Task prompt ▸
What lines of the data hold the string "privacy"? Pull each one out.

Supplied data ▸
---------------

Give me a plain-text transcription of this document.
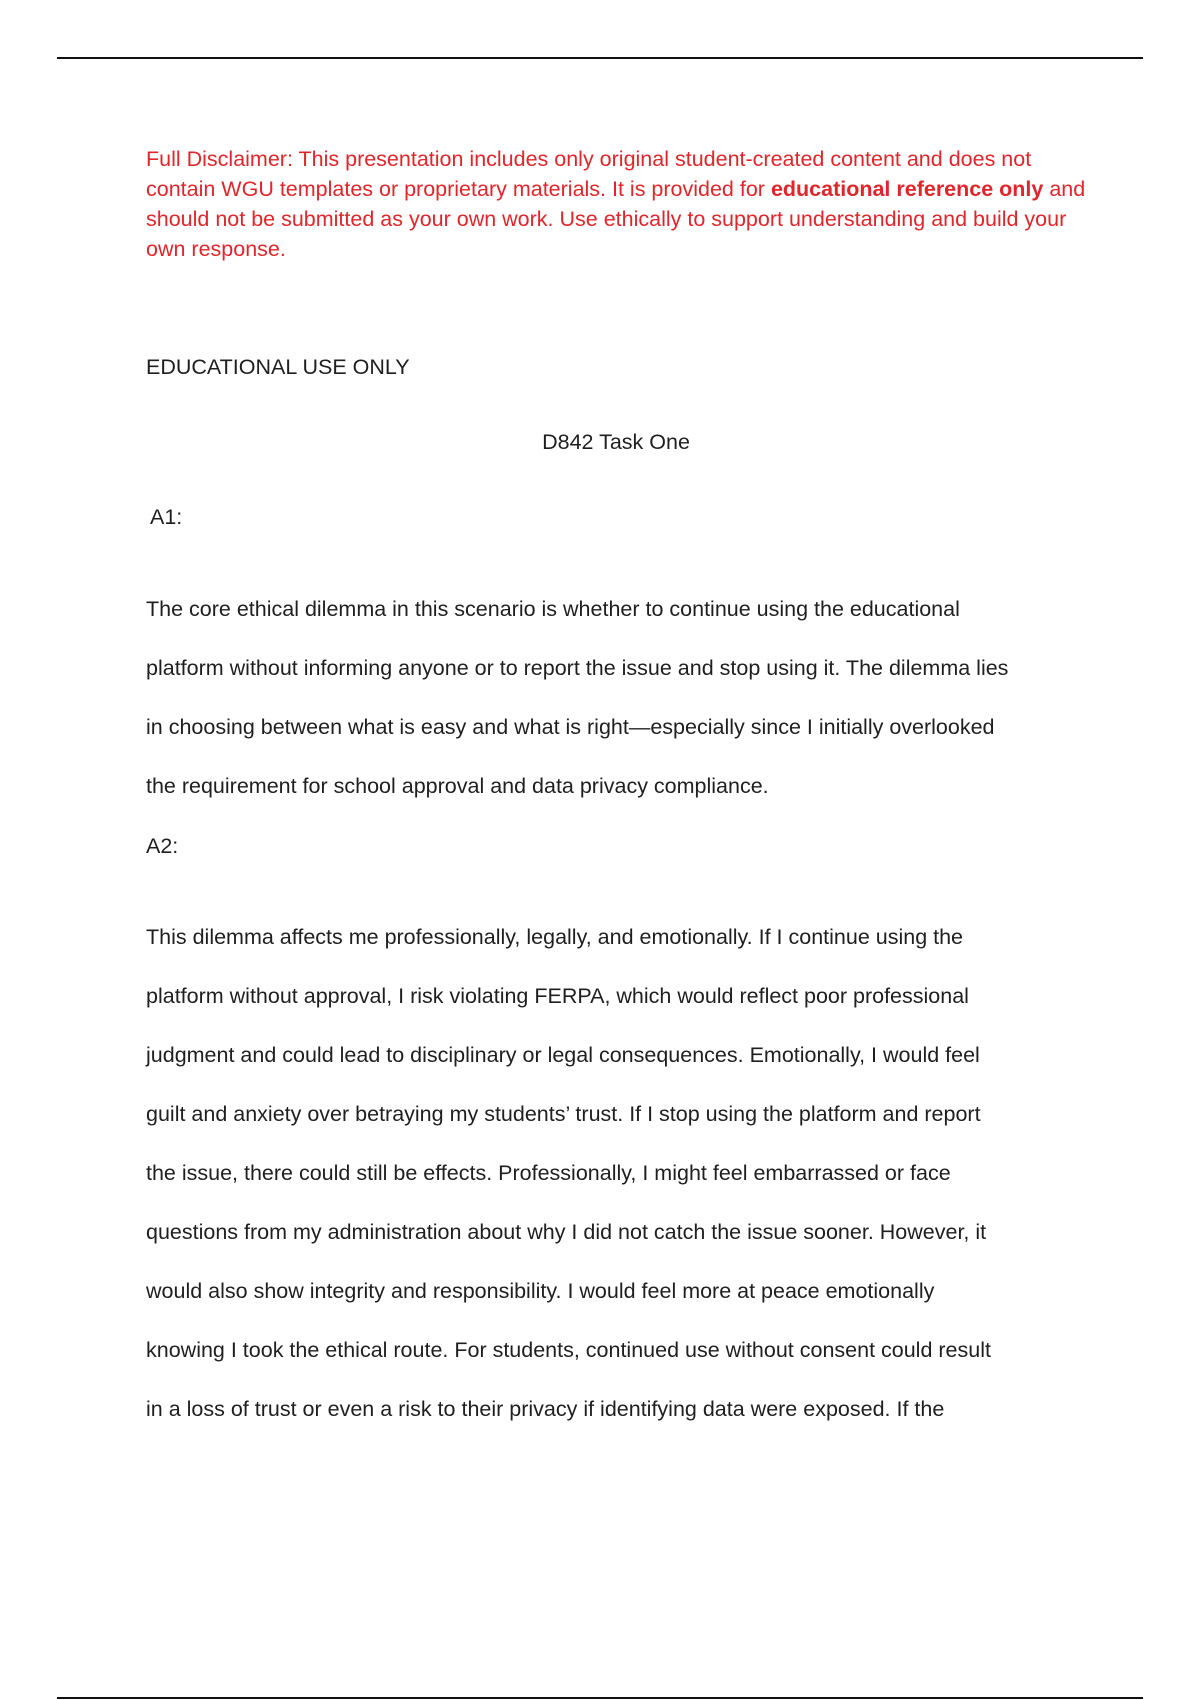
Full Disclaimer: This presentation includes only original student-created content and does not contain WGU templates or proprietary materials. It is provided for educational reference only and should not be submitted as your own work. Use ethically to support understanding and build your own response.

EDUCATIONAL USE ONLY

D842 Task One

A1:

The core ethical dilemma in this scenario is whether to continue using the educational
platform without informing anyone or to report the issue and stop using it. The dilemma lies
in choosing between what is easy and what is right—especially since I initially overlooked
the requirement for school approval and data privacy compliance.

A2:

This dilemma affects me professionally, legally, and emotionally. If I continue using the
platform without approval, I risk violating FERPA, which would reflect poor professional
judgment and could lead to disciplinary or legal consequences. Emotionally, I would feel
guilt and anxiety over betraying my students’ trust. If I stop using the platform and report
the issue, there could still be effects. Professionally, I might feel embarrassed or face
questions from my administration about why I did not catch the issue sooner. However, it
would also show integrity and responsibility. I would feel more at peace emotionally
knowing I took the ethical route. For students, continued use without consent could result
in a loss of trust or even a risk to their privacy if identifying data were exposed. If the
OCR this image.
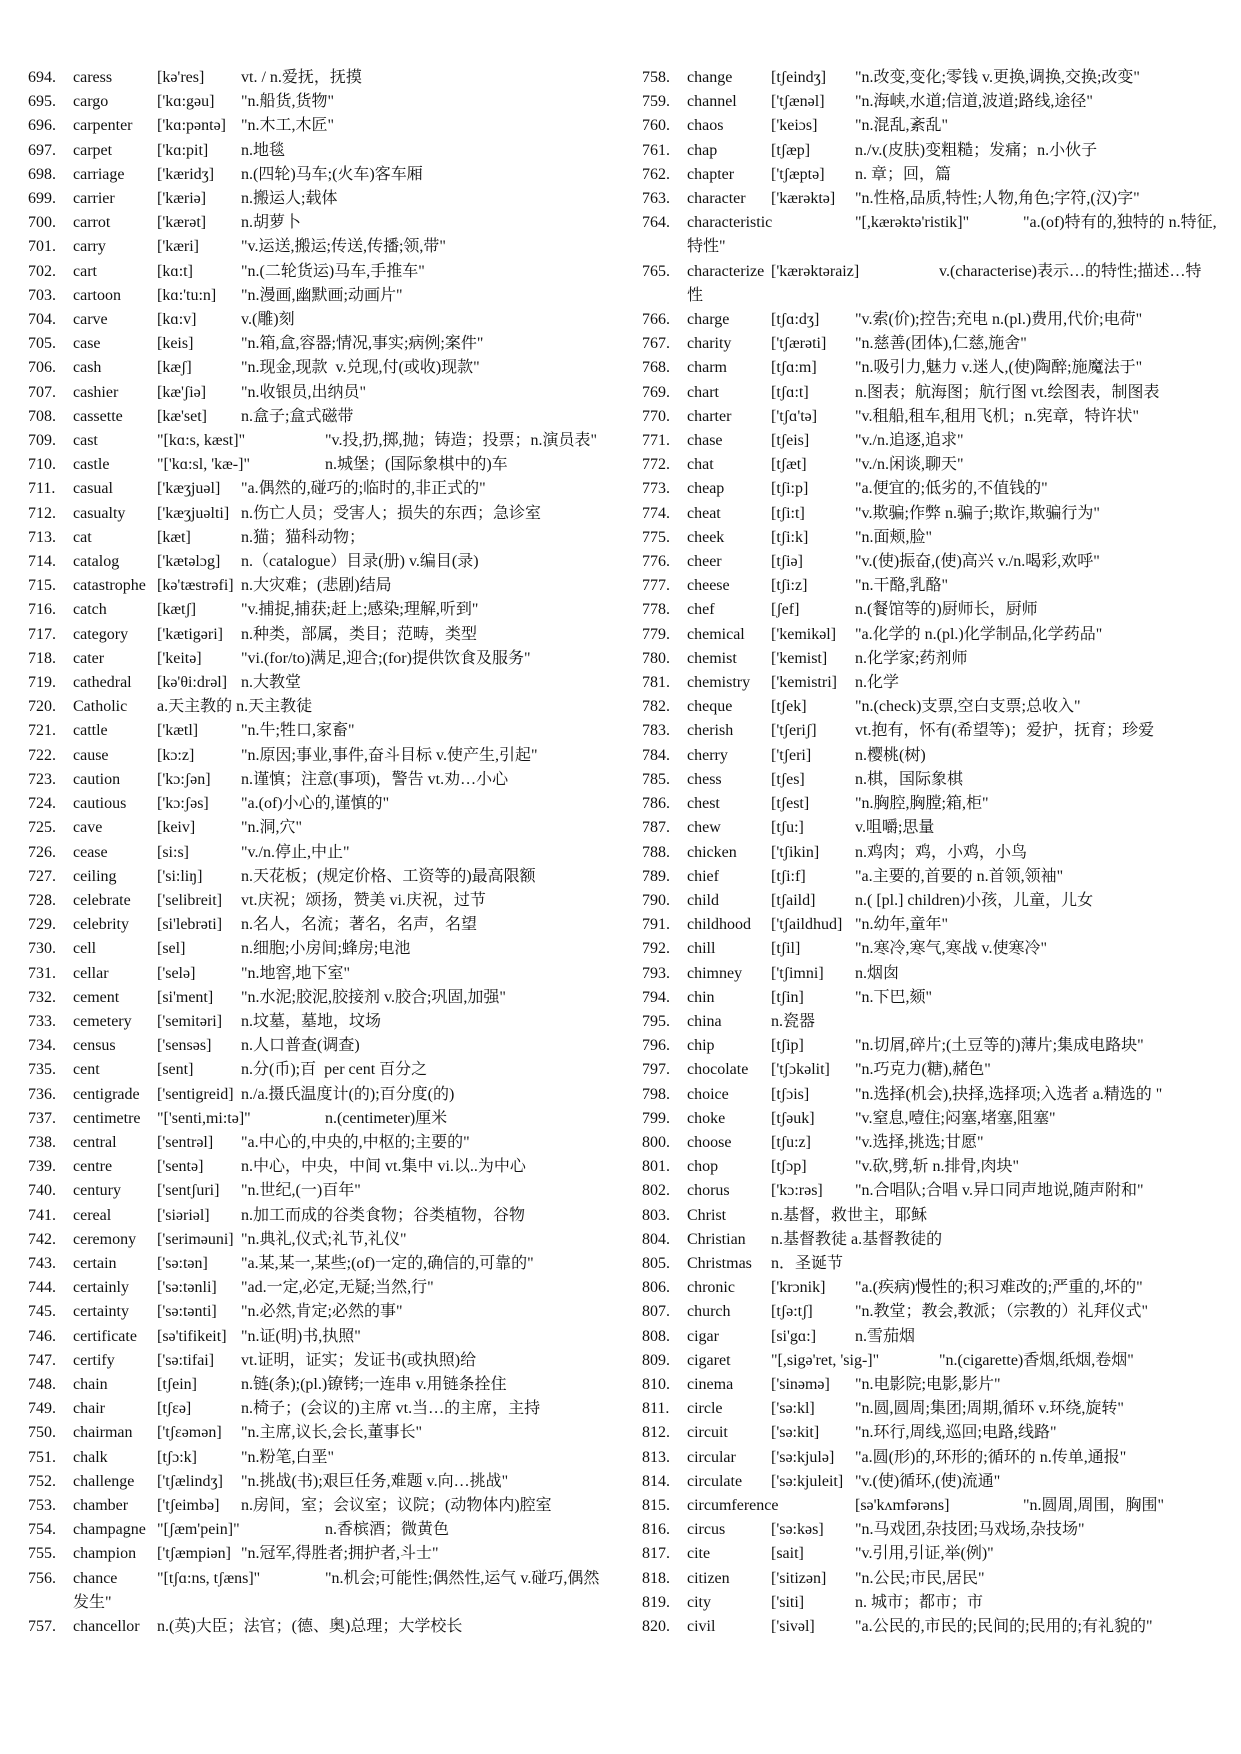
694.	caress		[kə'res]	vt. / n.爱抚，抚摸
695.	cargo		['kɑ:gəu]	"n.船货,货物"
696.	carpenter	['kɑ:pəntə]	"n.木工,木匠"
697.	carpet		['kɑ:pit]	n.地毯
698.	carriage	['kæridʒ]	n.(四轮)马车;(火车)客车厢
699.	carrier		['kæriə]	n.搬运人;载体
700.	carrot		['kærət]	n.胡萝卜
701.	carry		['kæri]		"v.运送,搬运;传送,传播;领,带"
702.	cart		[kɑ:t]		"n.(二轮货运)马车,手推车"
703.	cartoon	[kɑ:'tu:n]	"n.漫画,幽默画;动画片"
704.	carve		[kɑ:v]		v.(雕)刻
705.	case		[keis]		"n.箱,盒,容器;情况,事实;病例;案件"
706.	cash		[kæʃ]		"n.现金,现款  v.兑现,付(或收)现款"
707.	cashier	[kæ'ʃiə]	"n.收银员,出纳员"
708.	cassette	[kæ'set]	n.盒子;盒式磁带
709.	cast		"[kɑ:s, kæst]"		"v.投,扔,掷,抛；铸造；投票；n.演员表"
710.	castle		"['kɑ:sl, 'kæ-]"		n.城堡；(国际象棋中的)车
711.	casual		['kæʒjuəl]	"a.偶然的,碰巧的;临时的,非正式的"
712.	casualty	['kæʒjuəlti]	n.伤亡人员；受害人；损失的东西；急诊室
713.	cat		[kæt]		n.猫；猫科动物；
714.	catalog	['kætəlɔg]	n.（catalogue）目录(册) v.编目(录)
715.	catastrophe	[kə'tæstrəfi]	n.大灾难；(悲剧)结局
716.	catch		[kætʃ]		"v.捕捉,捕获;赶上;感染;理解,听到"
717.	category	['kætigəri]	n.种类，部属，类目；范畴，类型
718.	cater		['keitə]	"vi.(for/to)满足,迎合;(for)提供饮食及服务"
719.	cathedral	[kə'θi:drəl]	n.大教堂
720.	Catholic	a.天主教的 n.天主教徒
721.	cattle		['kætl]		"n.牛;牲口,家畜"
722.	cause		[kɔ:z]		"n.原因;事业,事件,奋斗目标 v.使产生,引起"
723.	caution	['kɔ:ʃən]	n.谨慎；注意(事项)，警告 vt.劝…小心
724.	cautious	['kɔ:ʃəs]	"a.(of)小心的,谨慎的"
725.	cave		[keiv]		"n.洞,穴"
726.	cease		[si:s]		"v./n.停止,中止"
727.	ceiling		['si:liŋ]	n.天花板；(规定价格、工资等的)最高限额
728.	celebrate	['selibreit]	vt.庆祝；颂扬，赞美 vi.庆祝，过节
729.	celebrity	[si'lebrəti]	n.名人，名流；著名，名声，名望
730.	cell		[sel]		n.细胞;小房间;蜂房;电池
731.	cellar		['selə]		"n.地窖,地下室"
732.	cement	[si'ment]	"n.水泥;胶泥,胶接剂 v.胶合;巩固,加强"
733.	cemetery	['semitəri]	n.坟墓，墓地，坟场
734.	census		['sensəs]	n.人口普查(调查)
735.	cent		[sent]		n.分(币);百  per cent 百分之
736.	centigrade	['sentigreid]	n./a.摄氏温度计(的);百分度(的)
737.	centimetre	"['senti,mi:tə]"		n.(centimeter)厘米
738.	central		['sentrəl]	"a.中心的,中央的,中枢的;主要的"
739.	centre		['sentə]	n.中心，中央，中间 vt.集中 vi.以..为中心
740.	century	['sentʃuri]	"n.世纪,(一)百年"
741.	cereal		['siəriəl]	n.加工而成的谷类食物；谷类植物，谷物
742.	ceremony	['seriməuni]	"n.典礼,仪式;礼节,礼仪"
743.	certain		['sə:tən]	"a.某,某一,某些;(of)一定的,确信的,可靠的"
744.	certainly	['sə:tənli]	"ad.一定,必定,无疑;当然,行"
745.	certainty	['sə:tənti]	"n.必然,肯定;必然的事"
746.	certificate	[sə'tifikeit]	"n.证(明)书,执照"
747.	certify		['sə:tifai]	vt.证明，证实；发证书(或执照)给
748.	chain		[tʃein]		n.链(条);(pl.)镣铐;一连串 v.用链条拴住
749.	chair		[tʃɛə]		n.椅子；(会议的)主席 vt.当…的主席，主持
750.	chairman	['tʃɛəmən]	"n.主席,议长,会长,董事长"
751.	chalk		[tʃɔ:k]		"n.粉笔,白垩"
752.	challenge	['tʃælindʒ]	"n.挑战(书);艰巨任务,难题 v.向…挑战"
753.	chamber	['tʃeimbə]	n.房间，室；会议室；议院；(动物体内)腔室
754.	champagne	"[ʃæm'pein]"		n.香槟酒；微黄色
755.	champion	['tʃæmpiən]	"n.冠军,得胜者;拥护者,斗士"
756.	chance	"[tʃɑ:ns, tʃæns]"		"n.机会;可能性;偶然性,运气 v.碰巧,偶然发生"
757.	chancellor	n.(英)大臣；法官；(德、奥)总理；大学校长
758.	change	[tʃeindʒ]	"n.改变,变化;零钱 v.更换,调换,交换;改变"
759.	channel	['tʃænəl]	"n.海峡,水道;信道,波道;路线,途径"
760.	chaos		['keiɔs]	"n.混乱,紊乱"
761.	chap		[tʃæp]		n./v.(皮肤)变粗糙；发痛；n.小伙子
762.	chapter	['tʃæptə]	n. 章；回，篇
763.	character	['kærəktə]	"n.性格,品质,特性;人物,角色;字符,(汉)字"
764.	characteristic		"[,kærəktə'ristik]"		"a.(of)特有的,独特的 n.特征,特性"
765.	characterize	['kærəktəraiz]		v.(characterise)表示…的特性;描述…特性
766.	charge		[tʃɑ:dʒ]	"v.索(价);控告;充电 n.(pl.)费用,代价;电荷"
767.	charity	['tʃærəti]	"n.慈善(团体),仁慈,施舍"
768.	charm		[tʃɑ:m]	"n.吸引力,魅力 v.迷人,(使)陶醉;施魔法于"
769.	chart		[tʃɑ:t]		n.图表；航海图；航行图 vt.绘图表，制图表
770.	charter	['tʃɑ'tə]	"v.租船,租车,租用飞机；n.宪章，特许状"
771.	chase		[tʃeis]		"v./n.追逐,追求"
772.	chat		[tʃæt]		"v./n.闲谈,聊天"
773.	cheap		[tʃi:p]		"a.便宜的;低劣的,不值钱的"
774.	cheat		[tʃi:t]		"v.欺骗;作弊 n.骗子;欺诈,欺骗行为"
775.	cheek		[tʃi:k]		"n.面颊,脸"
776.	cheer		[tʃiə]		"v.(使)振奋,(使)高兴 v./n.喝彩,欢呼"
777.	cheese		[tʃi:z]		"n.干酪,乳酪"
778.	chef		[ʃef]		n.(餐馆等的)厨师长，厨师
779.	chemical	['kemikəl]	"a.化学的 n.(pl.)化学制品,化学药品"
780.	chemist	['kemist]	n.化学家;药剂师
781.	chemistry	['kemistri]	n.化学
782.	cheque	[tʃek]		"n.(check)支票,空白支票;总收入"
783.	cherish	['tʃeriʃ]	vt.抱有，怀有(希望等)；爱护，抚育；珍爱
784.	cherry		['tʃeri]		n.樱桃(树)
785.	chess		[tʃes]		n.棋，国际象棋
786.	chest		[tʃest]		"n.胸腔,胸膛;箱,柜"
787.	chew		[tʃu:]		v.咀嚼;思量
788.	chicken	['tʃikin]	n.鸡肉；鸡，小鸡，小鸟
789.	chief		[tʃi:f]		"a.主要的,首要的 n.首领,领袖"
790.	child		[tʃaild]	n.( [pl.] children)小孩，儿童，儿女
791.	childhood	['tʃaildhud]	"n.幼年,童年"
792.	chill		[tʃil]		"n.寒冷,寒气,寒战 v.使寒冷"
793.	chimney	['tʃimni]	n.烟囱
794.	chin		[tʃin]		"n.下巴,颏"
795.	china		n.瓷器
796.	chip		[tʃip]		"n.切屑,碎片;(土豆等的)薄片;集成电路块"
797.	chocolate	['tʃɔkəlit]	"n.巧克力(糖),赭色"
798.	choice		[tʃɔis]		"n.选择(机会),抉择,选择项;入选者 a.精选的 "
799.	choke		[tʃəuk]		"v.窒息,噎住;闷塞,堵塞,阻塞"
800.	choose	[tʃu:z]		"v.选择,挑选;甘愿"
801.	chop		[tʃɔp]		"v.砍,劈,斩 n.排骨,肉块"
802.	chorus		['kɔ:rəs]	"n.合唱队;合唱 v.异口同声地说,随声附和"
803.	Christ		n.基督，救世主，耶稣
804.	Christian	n.基督教徒 a.基督教徒的
805.	Christmas	n．圣诞节
806.	chronic	['krɔnik]	"a.(疾病)慢性的;积习难改的;严重的,坏的"
807.	church		[tʃə:tʃ]		"n.教堂；教会,教派；（宗教的）礼拜仪式"
808.	cigar		[si'gɑ:]	n.雪茄烟
809.	cigaret		"[,sigə'ret, 'sig-]"		"n.(cigarette)香烟,纸烟,卷烟"
810.	cinema	['sinəmə]	"n.电影院;电影,影片"
811.	circle		['sə:kl]		"n.圆,圆周;集团;周期,循环 v.环绕,旋转"
812.	circuit		['sə:kit]	"n.环行,周线,巡回;电路,线路"
813.	circular	['sə:kjulə]	"a.圆(形)的,环形的;循环的 n.传单,通报"
814.	circulate	['sə:kjuleit]	"v.(使)循环,(使)流通"
815.	circumference		[sə'kʌmfərəns]		"n.圆周,周围，胸围"
816.	circus		['sə:kəs]	"n.马戏团,杂技团;马戏场,杂技场"
817.	cite		[sait]		"v.引用,引证,举(例)"
818.	citizen		['sitizən]	"n.公民;市民,居民"
819.	city		['siti]		n. 城市；都市；市
820.	civil		['sivəl]		"a.公民的,市民的;民间的;民用的;有礼貌的"
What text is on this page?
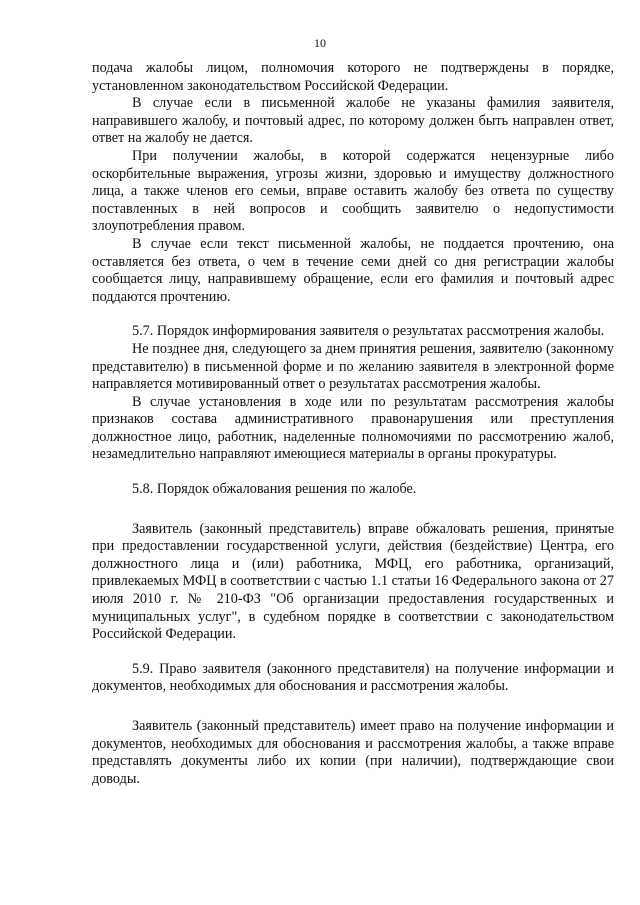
10

подача жалобы лицом, полномочия которого не подтверждены в порядке, установленном законодательством Российской Федерации.

В случае если в письменной жалобе не указаны фамилия заявителя, направившего жалобу, и почтовый адрес, по которому должен быть направлен ответ, ответ на жалобу не дается.

При получении жалобы, в которой содержатся нецензурные либо оскорбительные выражения, угрозы жизни, здоровью и имуществу должностного лица, а также членов его семьи, вправе оставить жалобу без ответа по существу поставленных в ней вопросов и сообщить заявителю о недопустимости злоупотребления правом.

В случае если текст письменной жалобы, не поддается прочтению, она оставляется без ответа, о чем в течение семи дней со дня регистрации жалобы сообщается лицу, направившему обращение, если его фамилия и почтовый адрес поддаются прочтению.

5.7. Порядок информирования заявителя о результатах рассмотрения жалобы.

Не позднее дня, следующего за днем принятия решения, заявителю (законному представителю) в письменной форме и по желанию заявителя в электронной форме направляется мотивированный ответ о результатах рассмотрения жалобы.

В случае установления в ходе или по результатам рассмотрения жалобы признаков состава административного правонарушения или преступления должностное лицо, работник, наделенные полномочиями по рассмотрению жалоб, незамедлительно направляют имеющиеся материалы в органы прокуратуры.

5.8. Порядок обжалования решения по жалобе.

Заявитель (законный представитель) вправе обжаловать решения, принятые при предоставлении государственной услуги, действия (бездействие) Центра, его должностного лица и (или) работника, МФЦ, его работника, организаций, привлекаемых МФЦ в соответствии с частью 1.1 статьи 16 Федерального закона от 27 июля 2010 г. № 210-ФЗ "Об организации предоставления государственных и муниципальных услуг", в судебном порядке в соответствии с законодательством Российской Федерации.

5.9. Право заявителя (законного представителя) на получение информации и документов, необходимых для обоснования и рассмотрения жалобы.

Заявитель (законный представитель) имеет право на получение информации и документов, необходимых для обоснования и рассмотрения жалобы, а также вправе представлять документы либо их копии (при наличии), подтверждающие свои доводы.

---------------

Result of this exercise ▸
the requirement for school approval and data privacy compliance.
in a loss of trust or even a risk to their privacy if identifying data were exposed. If the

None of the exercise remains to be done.